-- GIVEN PROBLEM --
Count how many lines contain "不等式的解集为" and reply with that number only.

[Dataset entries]
** START **
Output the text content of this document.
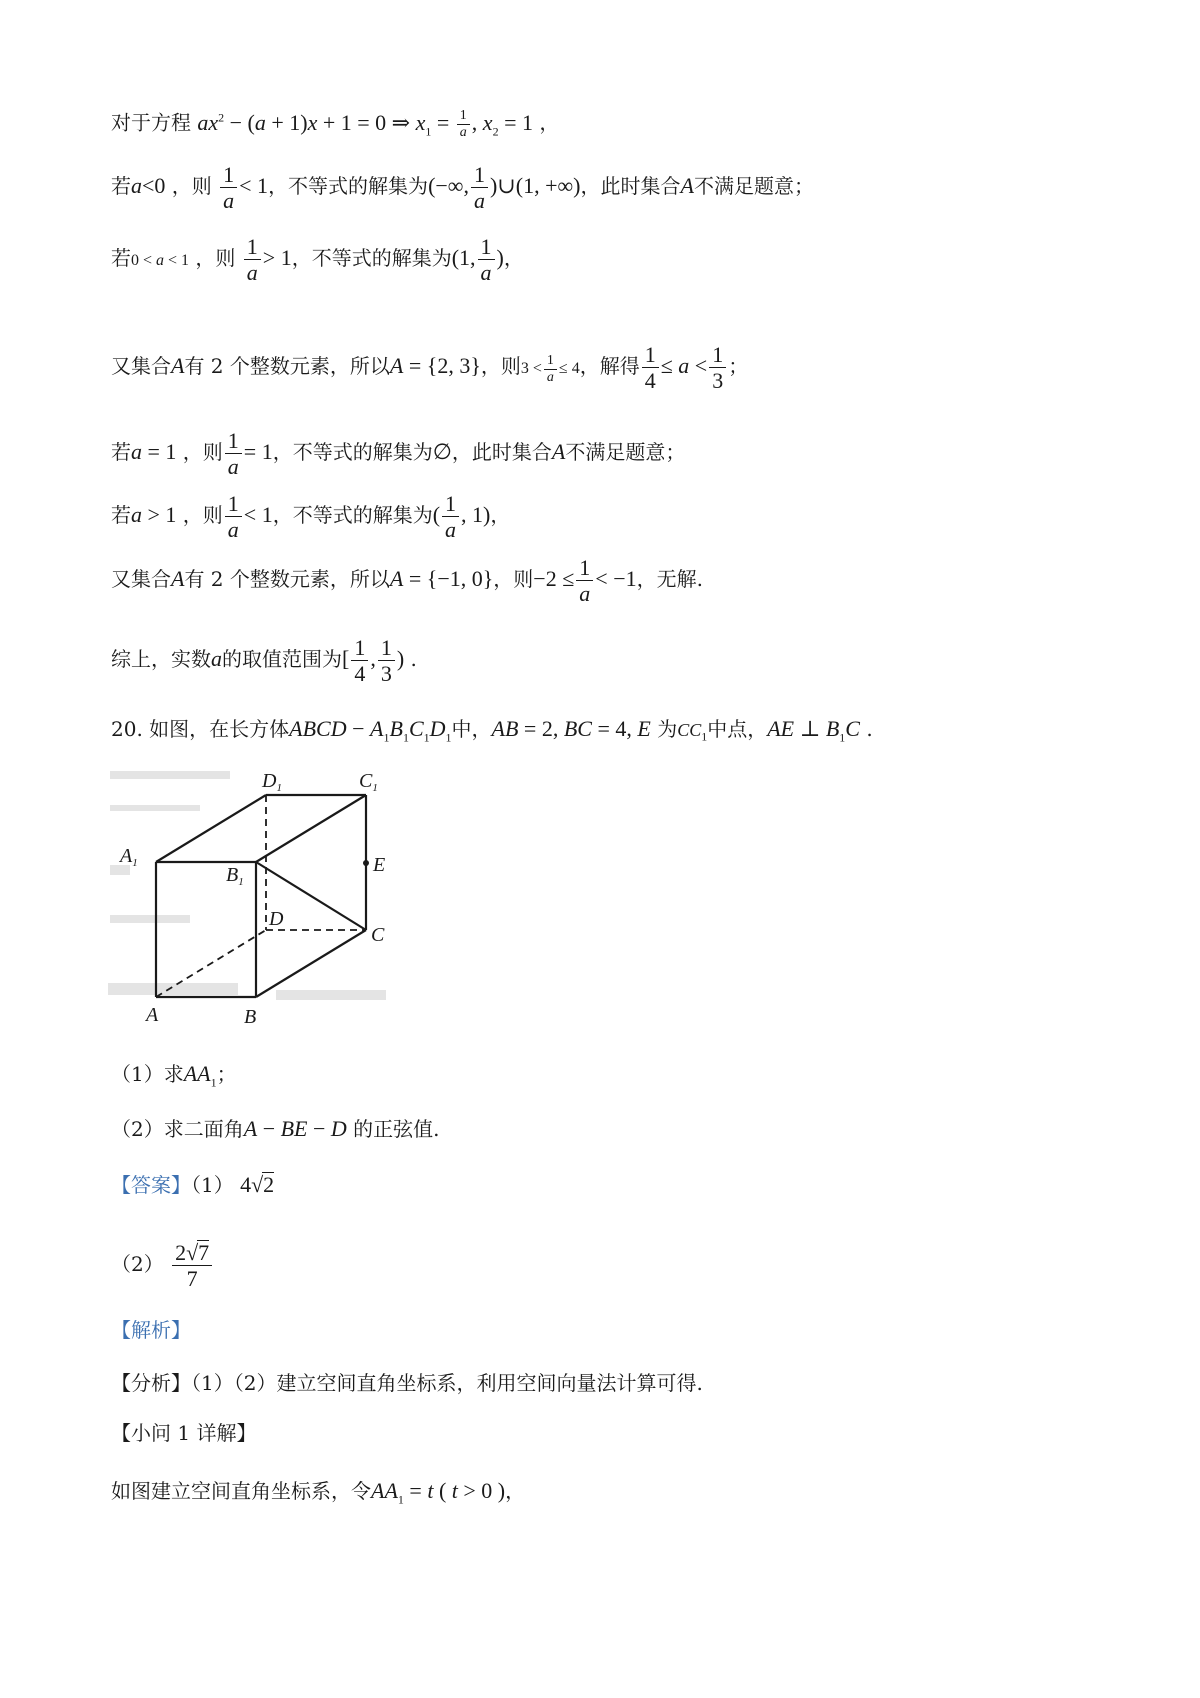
对于方程 $ax^2 - (a + 1)x + 1 = 0$ ⇒ $x_1 = \frac{1}{a}$ , $x_2 = 1$ ，
若a<0 ，则 $\frac{1}{a} < 1$，不等式的解集为(−∞, $\frac{1}{a}$ )∪(1, +∞)，此时集合A不满足题意；
若0 < a < 1 ，则 $\frac{1}{a} > 1$，不等式的解集为(1, $\frac{1}{a}$ )，
又集合A有 2 个整数元素，所以A = {2, 3}，则$3 < \frac{1}{a} \le 4$，解得 $\frac{1}{4} \le a < \frac{1}{3}$ ；
若a = 1 ，则 $\frac{1}{a} = 1$，不等式的解集为∅，此时集合A不满足题意；
若a > 1 ，则 $\frac{1}{a} < 1$，不等式的解集为( $\frac{1}{a}$ , 1)，
又集合A有 2 个整数元素，所以A = {−1, 0}，则$-2 \le \frac{1}{a} < -1$，无解.
综上，实数a的取值范围为[ $\frac{1}{4}$ , $\frac{1}{3}$ ) .
20. 如图，在长方体ABCD − $A_1B_1C_1D_1$中，AB = 2, BC = 4, E 为$CC_1$中点，AE ⊥ $B_1C$ .
$D_1$	$C_1$
$A_1$
$B_1$
E
D
C
A	B
（1）求$AA_1$；
（2）求二面角A − BE − D 的正弦值.
【答案】（1） 4√2
$(2) \frac{2√7}{7}$
【解析】
【分析】（1）（2）建立空间直角坐标系，利用空间向量法计算可得.
【小问 1 详解】
如图建立空间直角坐标系，令$AA_1 = t$ ( t > 0 )，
** END **
-- OUTPUT FOR THIS EXERCISE --
4